**What you need to do:** From the entries below, copy every line holding the word "site".

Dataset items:
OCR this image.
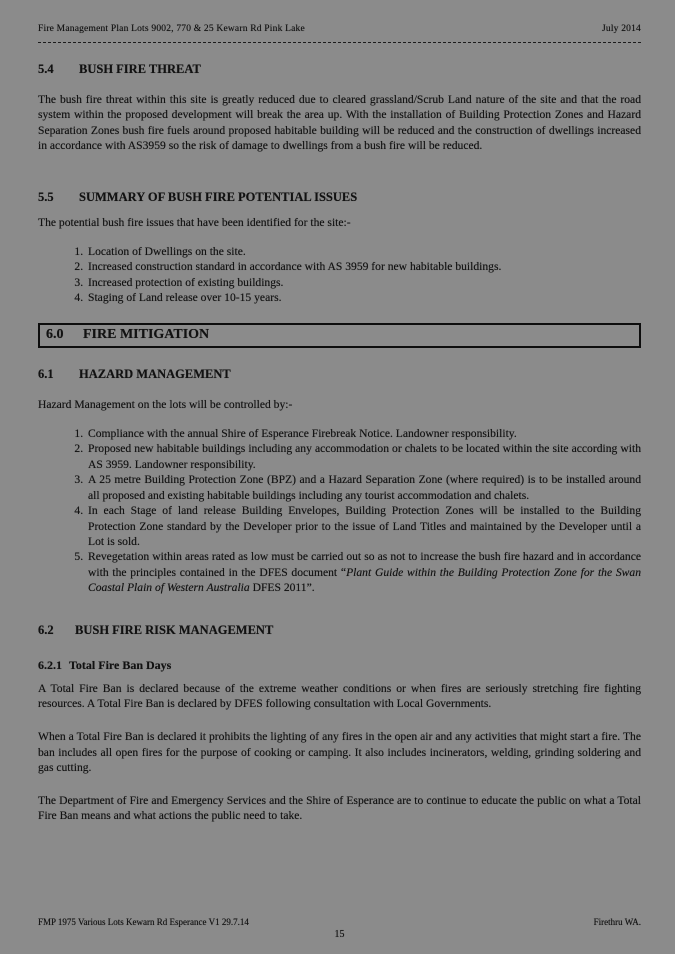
Fire Management Plan Lots 9002, 770 & 25 Kewarn Rd Pink Lake	July 2014
5.4 BUSH FIRE THREAT
The bush fire threat within this site is greatly reduced due to cleared grassland/Scrub Land nature of the site and that the road system within the proposed development will break the area up. With the installation of Building Protection Zones and Hazard Separation Zones bush fire fuels around proposed habitable building will be reduced and the construction of dwellings increased in accordance with AS3959 so the risk of damage to dwellings from a bush fire will be reduced.
5.5 SUMMARY OF BUSH FIRE POTENTIAL ISSUES
The potential bush fire issues that have been identified for the site:-
1. Location of Dwellings on the site.
2. Increased construction standard in accordance with AS 3959 for new habitable buildings.
3. Increased protection of existing buildings.
4. Staging of Land release over 10-15 years.
6.0 FIRE MITIGATION
6.1 HAZARD MANAGEMENT
Hazard Management on the lots will be controlled by:-
1. Compliance with the annual Shire of Esperance Firebreak Notice. Landowner responsibility.
2. Proposed new habitable buildings including any accommodation or chalets to be located within the site according with AS 3959. Landowner responsibility.
3. A 25 metre Building Protection Zone (BPZ) and a Hazard Separation Zone (where required) is to be installed around all proposed and existing habitable buildings including any tourist accommodation and chalets.
4. In each Stage of land release Building Envelopes, Building Protection Zones will be installed to the Building Protection Zone standard by the Developer prior to the issue of Land Titles and maintained by the Developer until a Lot is sold.
5. Revegetation within areas rated as low must be carried out so as not to increase the bush fire hazard and in accordance with the principles contained in the DFES document “Plant Guide within the Building Protection Zone for the Swan Coastal Plain of Western Australia DFES 2011”.
6.2 BUSH FIRE RISK MANAGEMENT
6.2.1 Total Fire Ban Days
A Total Fire Ban is declared because of the extreme weather conditions or when fires are seriously stretching fire fighting resources. A Total Fire Ban is declared by DFES following consultation with Local Governments.
When a Total Fire Ban is declared it prohibits the lighting of any fires in the open air and any activities that might start a fire. The ban includes all open fires for the purpose of cooking or camping. It also includes incinerators, welding, grinding soldering and gas cutting.
The Department of Fire and Emergency Services and the Shire of Esperance are to continue to educate the public on what a Total Fire Ban means and what actions the public need to take.
FMP 1975 Various Lots Kewarn Rd Esperance V1 29.7.14	Firethru WA.
15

**Task result:**
The bush fire threat within this site is greatly reduced due to cleared grassland/Scrub Land nature of the site and that the road system within the proposed development will break the area up. With the installation of Building Protection Zones and Hazard Separation Zones bush fire fuels around proposed habitable building will be reduced and the construction of dwellings increased in accordance with AS3959 so the risk of damage to dwellings from a bush fire will be reduced.
The potential bush fire issues that have been identified for the site:-
1. Location of Dwellings on the site.
2. Proposed new habitable buildings including any accommodation or chalets to be located within the site according with AS 3959. Landowner responsibility.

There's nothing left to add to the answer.